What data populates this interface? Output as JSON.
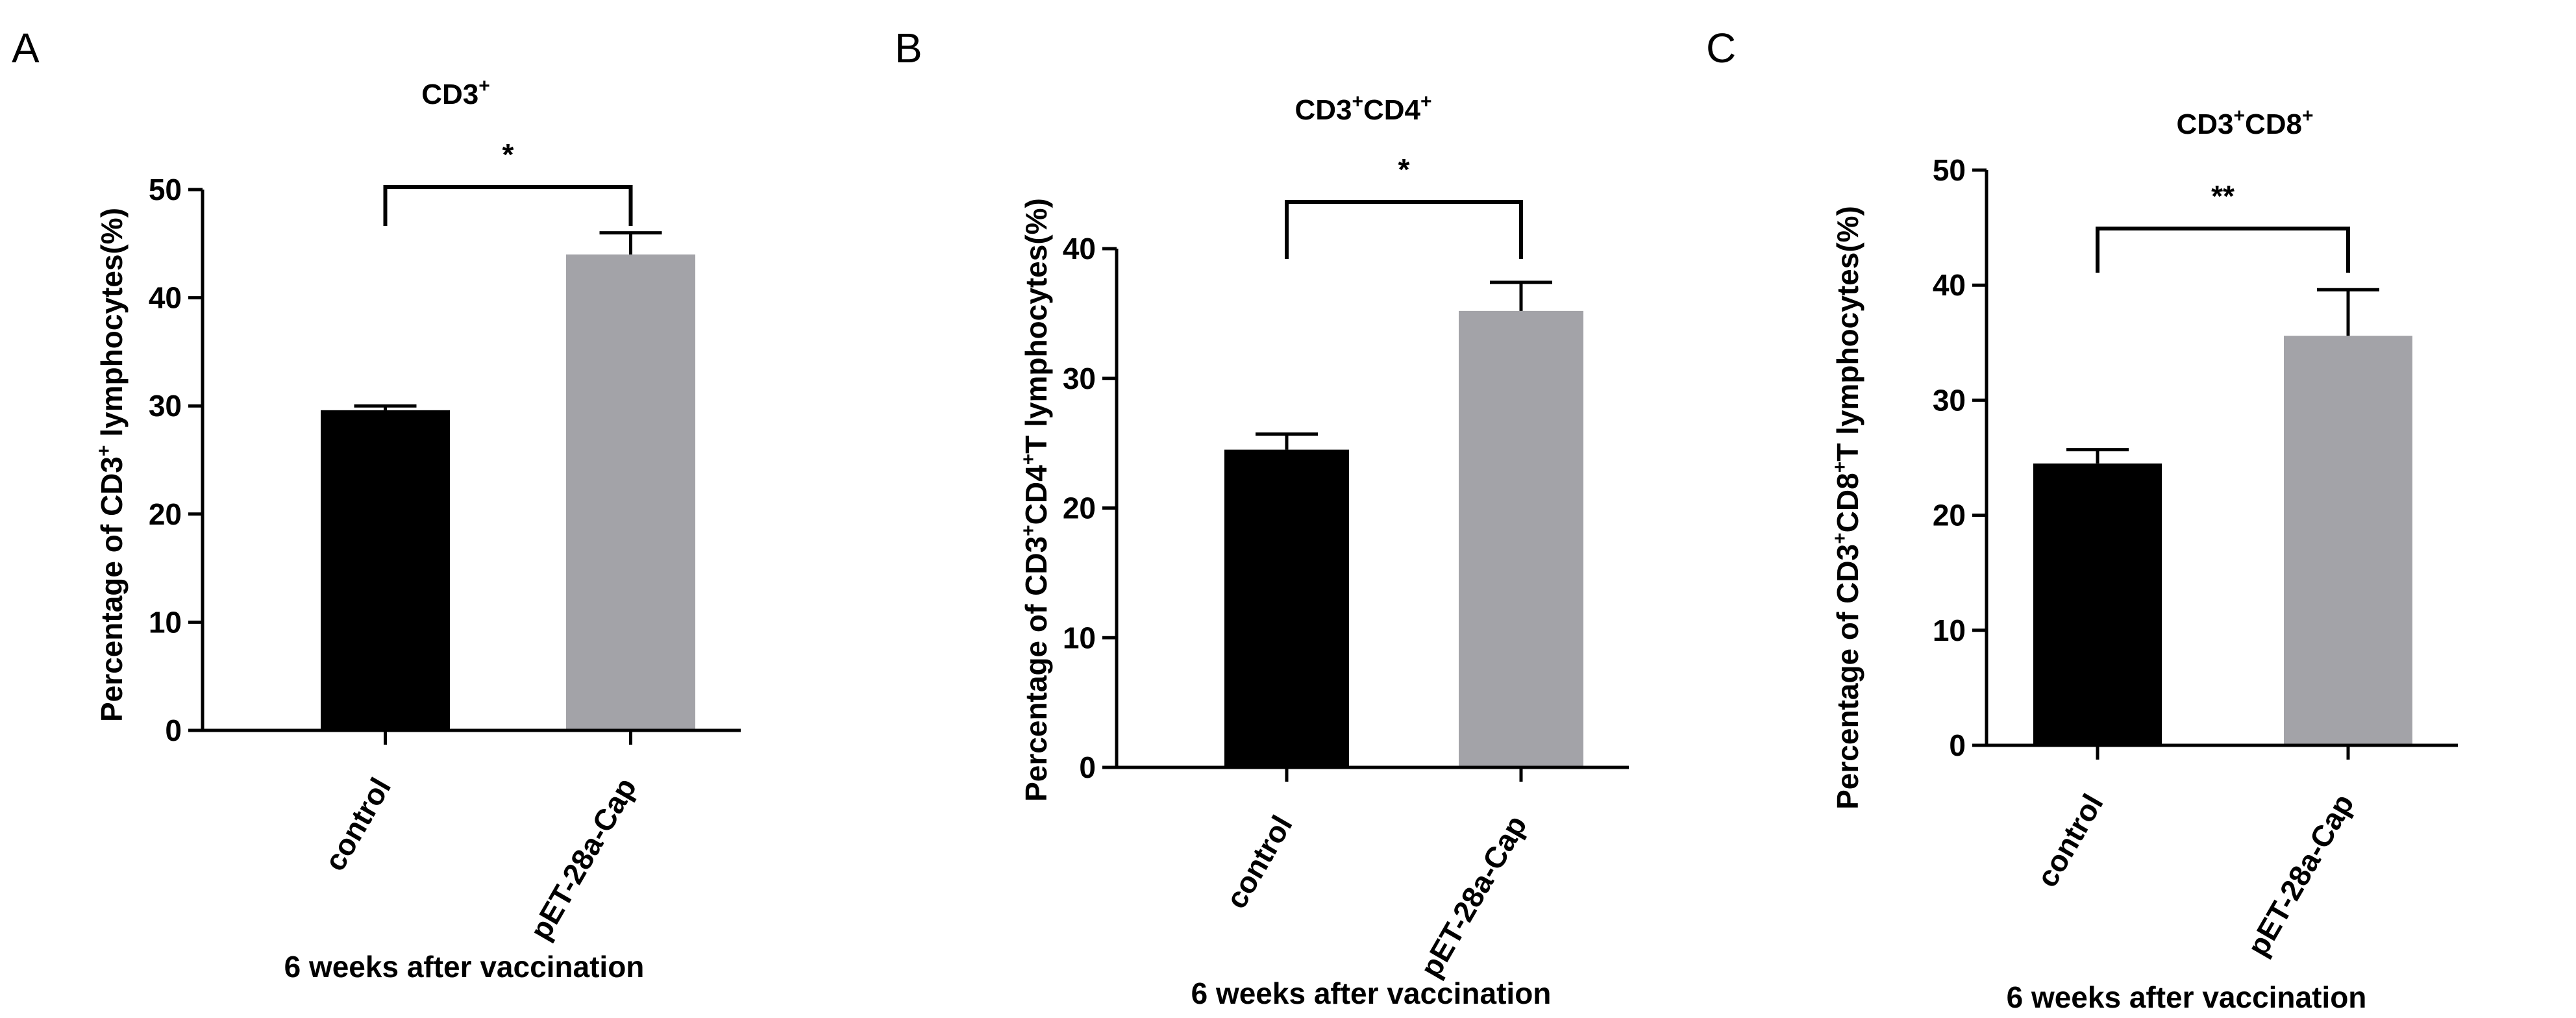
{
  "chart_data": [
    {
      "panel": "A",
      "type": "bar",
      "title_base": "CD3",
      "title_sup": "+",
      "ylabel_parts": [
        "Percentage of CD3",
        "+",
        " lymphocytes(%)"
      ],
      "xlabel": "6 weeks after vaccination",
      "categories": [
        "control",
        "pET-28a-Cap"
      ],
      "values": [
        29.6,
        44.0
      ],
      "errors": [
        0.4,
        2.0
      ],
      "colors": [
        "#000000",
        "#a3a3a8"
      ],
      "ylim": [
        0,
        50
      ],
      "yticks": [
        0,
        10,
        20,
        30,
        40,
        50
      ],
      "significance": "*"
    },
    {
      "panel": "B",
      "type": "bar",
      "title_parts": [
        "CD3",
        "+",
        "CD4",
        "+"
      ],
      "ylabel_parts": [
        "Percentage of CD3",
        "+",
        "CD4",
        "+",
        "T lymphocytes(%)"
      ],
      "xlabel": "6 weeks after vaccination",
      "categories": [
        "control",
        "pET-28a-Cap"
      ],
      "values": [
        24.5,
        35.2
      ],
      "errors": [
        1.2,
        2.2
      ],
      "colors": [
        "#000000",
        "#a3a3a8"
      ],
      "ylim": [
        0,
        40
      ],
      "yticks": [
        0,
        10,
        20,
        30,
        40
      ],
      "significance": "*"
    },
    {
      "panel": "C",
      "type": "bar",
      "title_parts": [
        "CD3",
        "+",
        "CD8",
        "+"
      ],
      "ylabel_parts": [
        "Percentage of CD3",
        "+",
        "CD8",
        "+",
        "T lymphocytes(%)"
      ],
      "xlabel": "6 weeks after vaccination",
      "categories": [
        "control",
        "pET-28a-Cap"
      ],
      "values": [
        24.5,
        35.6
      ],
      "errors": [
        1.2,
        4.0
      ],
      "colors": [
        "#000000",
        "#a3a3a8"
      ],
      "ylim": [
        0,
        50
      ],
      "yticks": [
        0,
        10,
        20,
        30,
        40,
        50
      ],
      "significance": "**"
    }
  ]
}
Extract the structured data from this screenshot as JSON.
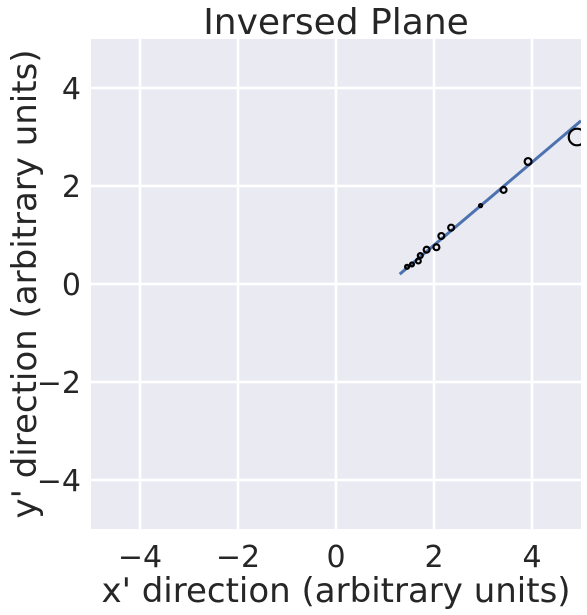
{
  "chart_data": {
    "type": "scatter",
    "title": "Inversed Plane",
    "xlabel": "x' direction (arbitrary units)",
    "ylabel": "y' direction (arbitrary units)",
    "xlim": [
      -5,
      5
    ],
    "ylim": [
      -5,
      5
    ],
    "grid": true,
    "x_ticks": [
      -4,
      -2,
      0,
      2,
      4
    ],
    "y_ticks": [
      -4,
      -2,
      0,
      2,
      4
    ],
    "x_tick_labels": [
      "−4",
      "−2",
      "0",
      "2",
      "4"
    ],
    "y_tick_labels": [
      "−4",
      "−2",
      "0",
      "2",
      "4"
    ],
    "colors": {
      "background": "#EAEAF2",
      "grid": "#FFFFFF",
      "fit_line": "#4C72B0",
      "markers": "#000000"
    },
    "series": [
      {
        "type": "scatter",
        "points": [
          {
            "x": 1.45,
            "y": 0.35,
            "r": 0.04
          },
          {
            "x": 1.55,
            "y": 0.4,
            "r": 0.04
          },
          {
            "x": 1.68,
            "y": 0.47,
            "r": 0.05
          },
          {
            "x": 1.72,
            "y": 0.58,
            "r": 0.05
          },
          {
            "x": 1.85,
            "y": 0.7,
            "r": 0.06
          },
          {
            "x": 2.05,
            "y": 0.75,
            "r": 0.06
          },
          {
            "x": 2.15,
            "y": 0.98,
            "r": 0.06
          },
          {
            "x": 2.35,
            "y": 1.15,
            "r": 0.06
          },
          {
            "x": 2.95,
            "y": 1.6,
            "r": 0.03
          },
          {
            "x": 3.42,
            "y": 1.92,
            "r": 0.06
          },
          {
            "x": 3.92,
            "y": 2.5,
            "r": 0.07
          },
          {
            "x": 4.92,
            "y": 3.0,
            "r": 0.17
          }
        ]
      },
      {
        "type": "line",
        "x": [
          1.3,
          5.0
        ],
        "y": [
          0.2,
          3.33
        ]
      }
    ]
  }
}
□ □ □ □
*Job*: Output an exact copy of the material, with the pictures removed.

*Finished exercise*:
What data populates this interface? Output as JSON.
{
  "chart_data": [
    {
      "panel": "A",
      "type": "bar",
      "title_base": "CD3",
      "title_sup": "+",
      "ylabel_parts": [
        "Percentage of CD3",
        "+",
        " lymphocytes(%)"
      ],
      "xlabel": "6 weeks after vaccination",
      "categories": [
        "control",
        "pET-28a-Cap"
      ],
      "values": [
        29.6,
        44.0
      ],
      "errors": [
        0.4,
        2.0
      ],
      "colors": [
        "#000000",
        "#a3a3a8"
      ],
      "ylim": [
        0,
        50
      ],
      "yticks": [
        0,
        10,
        20,
        30,
        40,
        50
      ],
      "significance": "*"
    },
    {
      "panel": "B",
      "type": "bar",
      "title_parts": [
        "CD3",
        "+",
        "CD4",
        "+"
      ],
      "ylabel_parts": [
        "Percentage of CD3",
        "+",
        "CD4",
        "+",
        "T lymphocytes(%)"
      ],
      "xlabel": "6 weeks after vaccination",
      "categories": [
        "control",
        "pET-28a-Cap"
      ],
      "values": [
        24.5,
        35.2
      ],
      "errors": [
        1.2,
        2.2
      ],
      "colors": [
        "#000000",
        "#a3a3a8"
      ],
      "ylim": [
        0,
        40
      ],
      "yticks": [
        0,
        10,
        20,
        30,
        40
      ],
      "significance": "*"
    },
    {
      "panel": "C",
      "type": "bar",
      "title_parts": [
        "CD3",
        "+",
        "CD8",
        "+"
      ],
      "ylabel_parts": [
        "Percentage of CD3",
        "+",
        "CD8",
        "+",
        "T lymphocytes(%)"
      ],
      "xlabel": "6 weeks after vaccination",
      "categories": [
        "control",
        "pET-28a-Cap"
      ],
      "values": [
        24.5,
        35.6
      ],
      "errors": [
        1.2,
        4.0
      ],
      "colors": [
        "#000000",
        "#a3a3a8"
      ],
      "ylim": [
        0,
        50
      ],
      "yticks": [
        0,
        10,
        20,
        30,
        40,
        50
      ],
      "significance": "**"
    }
  ]
}
Extract the structured data from this screenshot as JSON.
{
  "chart_data": {
    "type": "scatter",
    "title": "Inversed Plane",
    "xlabel": "x' direction (arbitrary units)",
    "ylabel": "y' direction (arbitrary units)",
    "xlim": [
      -5,
      5
    ],
    "ylim": [
      -5,
      5
    ],
    "grid": true,
    "x_ticks": [
      -4,
      -2,
      0,
      2,
      4
    ],
    "y_ticks": [
      -4,
      -2,
      0,
      2,
      4
    ],
    "x_tick_labels": [
      "−4",
      "−2",
      "0",
      "2",
      "4"
    ],
    "y_tick_labels": [
      "−4",
      "−2",
      "0",
      "2",
      "4"
    ],
    "colors": {
      "background": "#EAEAF2",
      "grid": "#FFFFFF",
      "fit_line": "#4C72B0",
      "markers": "#000000"
    },
    "series": [
      {
        "type": "scatter",
        "points": [
          {
            "x": 1.45,
            "y": 0.35,
            "r": 0.04
          },
          {
            "x": 1.55,
            "y": 0.4,
            "r": 0.04
          },
          {
            "x": 1.68,
            "y": 0.47,
            "r": 0.05
          },
          {
            "x": 1.72,
            "y": 0.58,
            "r": 0.05
          },
          {
            "x": 1.85,
            "y": 0.7,
            "r": 0.06
          },
          {
            "x": 2.05,
            "y": 0.75,
            "r": 0.06
          },
          {
            "x": 2.15,
            "y": 0.98,
            "r": 0.06
          },
          {
            "x": 2.35,
            "y": 1.15,
            "r": 0.06
          },
          {
            "x": 2.95,
            "y": 1.6,
            "r": 0.03
          },
          {
            "x": 3.42,
            "y": 1.92,
            "r": 0.06
          },
          {
            "x": 3.92,
            "y": 2.5,
            "r": 0.07
          },
          {
            "x": 4.92,
            "y": 3.0,
            "r": 0.17
          }
        ]
      },
      {
        "type": "line",
        "x": [
          1.3,
          5.0
        ],
        "y": [
          0.2,
          3.33
        ]
      }
    ]
  }
}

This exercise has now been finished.